Task goal:
Check each line of the records below for the word "image" and copy those where it appears.

——

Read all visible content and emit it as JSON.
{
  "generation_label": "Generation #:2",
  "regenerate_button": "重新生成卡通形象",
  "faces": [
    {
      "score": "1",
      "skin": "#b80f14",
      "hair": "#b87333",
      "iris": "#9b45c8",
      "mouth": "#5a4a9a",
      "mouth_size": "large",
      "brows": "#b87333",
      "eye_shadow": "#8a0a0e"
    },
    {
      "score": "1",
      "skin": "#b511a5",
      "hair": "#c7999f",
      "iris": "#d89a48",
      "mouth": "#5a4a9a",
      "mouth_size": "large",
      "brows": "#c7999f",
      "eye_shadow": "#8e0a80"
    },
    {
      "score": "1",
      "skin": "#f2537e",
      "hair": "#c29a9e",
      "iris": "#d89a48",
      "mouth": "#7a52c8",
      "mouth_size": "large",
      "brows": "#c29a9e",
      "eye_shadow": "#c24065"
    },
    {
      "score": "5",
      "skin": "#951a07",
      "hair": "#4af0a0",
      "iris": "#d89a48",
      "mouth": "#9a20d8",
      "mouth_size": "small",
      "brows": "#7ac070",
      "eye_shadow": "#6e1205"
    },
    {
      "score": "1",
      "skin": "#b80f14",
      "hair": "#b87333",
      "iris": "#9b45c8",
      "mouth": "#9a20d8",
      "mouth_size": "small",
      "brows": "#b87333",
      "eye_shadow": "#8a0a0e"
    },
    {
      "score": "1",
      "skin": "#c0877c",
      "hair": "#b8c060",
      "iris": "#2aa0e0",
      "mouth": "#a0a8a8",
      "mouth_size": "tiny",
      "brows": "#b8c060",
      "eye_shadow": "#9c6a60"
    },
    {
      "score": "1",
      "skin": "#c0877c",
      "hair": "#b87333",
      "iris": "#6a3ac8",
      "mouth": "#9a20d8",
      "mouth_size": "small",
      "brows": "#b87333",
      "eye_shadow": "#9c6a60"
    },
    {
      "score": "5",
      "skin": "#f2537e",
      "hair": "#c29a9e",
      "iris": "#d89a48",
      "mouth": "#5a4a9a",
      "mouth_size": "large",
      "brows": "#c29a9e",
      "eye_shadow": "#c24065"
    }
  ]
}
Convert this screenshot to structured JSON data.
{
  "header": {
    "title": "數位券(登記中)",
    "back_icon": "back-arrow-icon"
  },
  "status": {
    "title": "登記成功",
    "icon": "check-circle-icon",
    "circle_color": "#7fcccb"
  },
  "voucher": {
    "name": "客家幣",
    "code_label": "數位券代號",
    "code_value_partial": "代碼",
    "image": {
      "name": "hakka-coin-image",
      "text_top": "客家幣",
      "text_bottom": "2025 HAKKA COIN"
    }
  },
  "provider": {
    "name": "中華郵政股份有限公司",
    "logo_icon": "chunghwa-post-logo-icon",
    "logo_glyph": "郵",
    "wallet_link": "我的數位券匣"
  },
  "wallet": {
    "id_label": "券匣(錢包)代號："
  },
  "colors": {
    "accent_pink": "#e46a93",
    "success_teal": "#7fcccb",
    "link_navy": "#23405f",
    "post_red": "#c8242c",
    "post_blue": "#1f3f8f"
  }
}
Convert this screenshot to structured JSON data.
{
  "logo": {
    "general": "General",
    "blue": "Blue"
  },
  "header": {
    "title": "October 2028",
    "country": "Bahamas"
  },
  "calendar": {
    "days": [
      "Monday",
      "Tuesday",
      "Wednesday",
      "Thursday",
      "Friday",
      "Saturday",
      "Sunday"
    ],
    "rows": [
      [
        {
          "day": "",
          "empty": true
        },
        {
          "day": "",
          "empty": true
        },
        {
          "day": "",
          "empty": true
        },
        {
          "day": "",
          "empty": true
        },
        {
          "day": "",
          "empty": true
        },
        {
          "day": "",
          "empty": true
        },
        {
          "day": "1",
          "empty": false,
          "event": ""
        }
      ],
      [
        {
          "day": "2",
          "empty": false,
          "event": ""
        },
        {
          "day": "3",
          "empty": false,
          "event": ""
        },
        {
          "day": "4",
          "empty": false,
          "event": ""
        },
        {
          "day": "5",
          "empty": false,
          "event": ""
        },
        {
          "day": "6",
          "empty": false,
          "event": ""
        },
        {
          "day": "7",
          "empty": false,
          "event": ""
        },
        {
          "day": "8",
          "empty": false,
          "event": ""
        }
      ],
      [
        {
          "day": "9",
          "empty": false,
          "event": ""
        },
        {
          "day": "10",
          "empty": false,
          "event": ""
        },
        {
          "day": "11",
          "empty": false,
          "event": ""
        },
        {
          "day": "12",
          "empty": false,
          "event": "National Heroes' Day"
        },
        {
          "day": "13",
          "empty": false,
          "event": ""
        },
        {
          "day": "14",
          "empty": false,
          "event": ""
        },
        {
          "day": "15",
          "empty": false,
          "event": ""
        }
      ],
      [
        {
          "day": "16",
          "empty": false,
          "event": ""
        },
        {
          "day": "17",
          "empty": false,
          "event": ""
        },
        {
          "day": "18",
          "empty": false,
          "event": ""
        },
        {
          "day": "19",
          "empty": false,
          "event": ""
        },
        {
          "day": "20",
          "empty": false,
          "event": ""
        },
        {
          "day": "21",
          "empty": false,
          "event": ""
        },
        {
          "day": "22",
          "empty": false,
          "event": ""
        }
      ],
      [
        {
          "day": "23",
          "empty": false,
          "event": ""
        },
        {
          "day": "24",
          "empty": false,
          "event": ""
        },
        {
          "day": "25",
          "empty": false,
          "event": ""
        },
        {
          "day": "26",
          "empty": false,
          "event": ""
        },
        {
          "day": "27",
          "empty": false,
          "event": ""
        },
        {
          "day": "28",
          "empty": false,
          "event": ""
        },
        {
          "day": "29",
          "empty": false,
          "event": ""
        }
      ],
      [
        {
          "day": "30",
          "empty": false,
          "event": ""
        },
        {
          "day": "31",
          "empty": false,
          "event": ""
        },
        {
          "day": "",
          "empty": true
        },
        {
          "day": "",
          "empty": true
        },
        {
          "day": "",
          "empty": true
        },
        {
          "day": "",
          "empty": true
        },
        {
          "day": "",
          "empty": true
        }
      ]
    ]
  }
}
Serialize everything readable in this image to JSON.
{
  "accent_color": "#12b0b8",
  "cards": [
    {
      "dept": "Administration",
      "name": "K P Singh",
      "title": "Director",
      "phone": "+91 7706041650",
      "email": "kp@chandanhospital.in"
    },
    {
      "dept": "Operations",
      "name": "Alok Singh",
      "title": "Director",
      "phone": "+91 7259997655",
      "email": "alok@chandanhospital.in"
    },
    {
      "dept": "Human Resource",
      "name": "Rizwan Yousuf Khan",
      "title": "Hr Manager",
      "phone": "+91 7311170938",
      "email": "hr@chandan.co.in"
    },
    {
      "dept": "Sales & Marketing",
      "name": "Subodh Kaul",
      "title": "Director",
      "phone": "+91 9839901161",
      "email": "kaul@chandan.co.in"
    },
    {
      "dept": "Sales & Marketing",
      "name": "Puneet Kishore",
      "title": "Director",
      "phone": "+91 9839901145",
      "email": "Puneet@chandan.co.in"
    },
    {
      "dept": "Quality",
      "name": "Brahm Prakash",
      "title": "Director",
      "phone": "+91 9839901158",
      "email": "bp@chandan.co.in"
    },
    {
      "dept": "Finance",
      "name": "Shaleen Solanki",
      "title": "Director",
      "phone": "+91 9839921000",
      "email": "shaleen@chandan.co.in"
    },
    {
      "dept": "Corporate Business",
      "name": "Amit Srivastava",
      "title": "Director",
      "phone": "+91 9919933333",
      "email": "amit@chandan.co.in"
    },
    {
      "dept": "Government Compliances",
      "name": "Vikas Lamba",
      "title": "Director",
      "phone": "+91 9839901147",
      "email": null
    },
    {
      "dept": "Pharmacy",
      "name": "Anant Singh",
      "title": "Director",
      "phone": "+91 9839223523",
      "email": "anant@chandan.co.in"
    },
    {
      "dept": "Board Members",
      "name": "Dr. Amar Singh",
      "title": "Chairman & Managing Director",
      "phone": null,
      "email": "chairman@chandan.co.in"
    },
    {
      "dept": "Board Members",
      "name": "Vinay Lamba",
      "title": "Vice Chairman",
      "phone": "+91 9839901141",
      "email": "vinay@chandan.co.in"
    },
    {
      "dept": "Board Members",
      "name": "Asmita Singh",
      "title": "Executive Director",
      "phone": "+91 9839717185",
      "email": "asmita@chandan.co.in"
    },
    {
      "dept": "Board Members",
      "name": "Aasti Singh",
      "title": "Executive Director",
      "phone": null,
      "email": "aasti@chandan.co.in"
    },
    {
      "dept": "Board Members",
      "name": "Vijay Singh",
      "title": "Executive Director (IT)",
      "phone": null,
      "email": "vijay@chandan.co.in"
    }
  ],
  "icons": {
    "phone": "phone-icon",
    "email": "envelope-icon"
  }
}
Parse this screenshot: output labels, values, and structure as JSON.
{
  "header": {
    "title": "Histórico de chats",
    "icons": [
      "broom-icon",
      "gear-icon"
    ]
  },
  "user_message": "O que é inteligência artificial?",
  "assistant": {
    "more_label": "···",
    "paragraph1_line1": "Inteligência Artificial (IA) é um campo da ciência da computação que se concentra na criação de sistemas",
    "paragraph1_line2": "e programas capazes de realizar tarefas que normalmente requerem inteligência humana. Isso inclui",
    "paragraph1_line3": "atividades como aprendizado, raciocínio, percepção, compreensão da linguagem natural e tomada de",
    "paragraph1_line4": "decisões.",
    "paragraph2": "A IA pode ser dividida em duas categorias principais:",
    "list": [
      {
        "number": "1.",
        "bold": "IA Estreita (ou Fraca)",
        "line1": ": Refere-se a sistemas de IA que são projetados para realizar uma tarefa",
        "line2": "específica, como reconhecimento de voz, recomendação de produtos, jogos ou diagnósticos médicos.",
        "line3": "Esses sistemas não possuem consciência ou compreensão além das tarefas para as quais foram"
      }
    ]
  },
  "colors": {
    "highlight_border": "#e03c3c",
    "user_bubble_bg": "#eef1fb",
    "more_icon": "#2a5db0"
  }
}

——

Solution to the problem:
    "image": {
      "name": "hakka-coin-image",
Serialize everything readable in this image to JSON.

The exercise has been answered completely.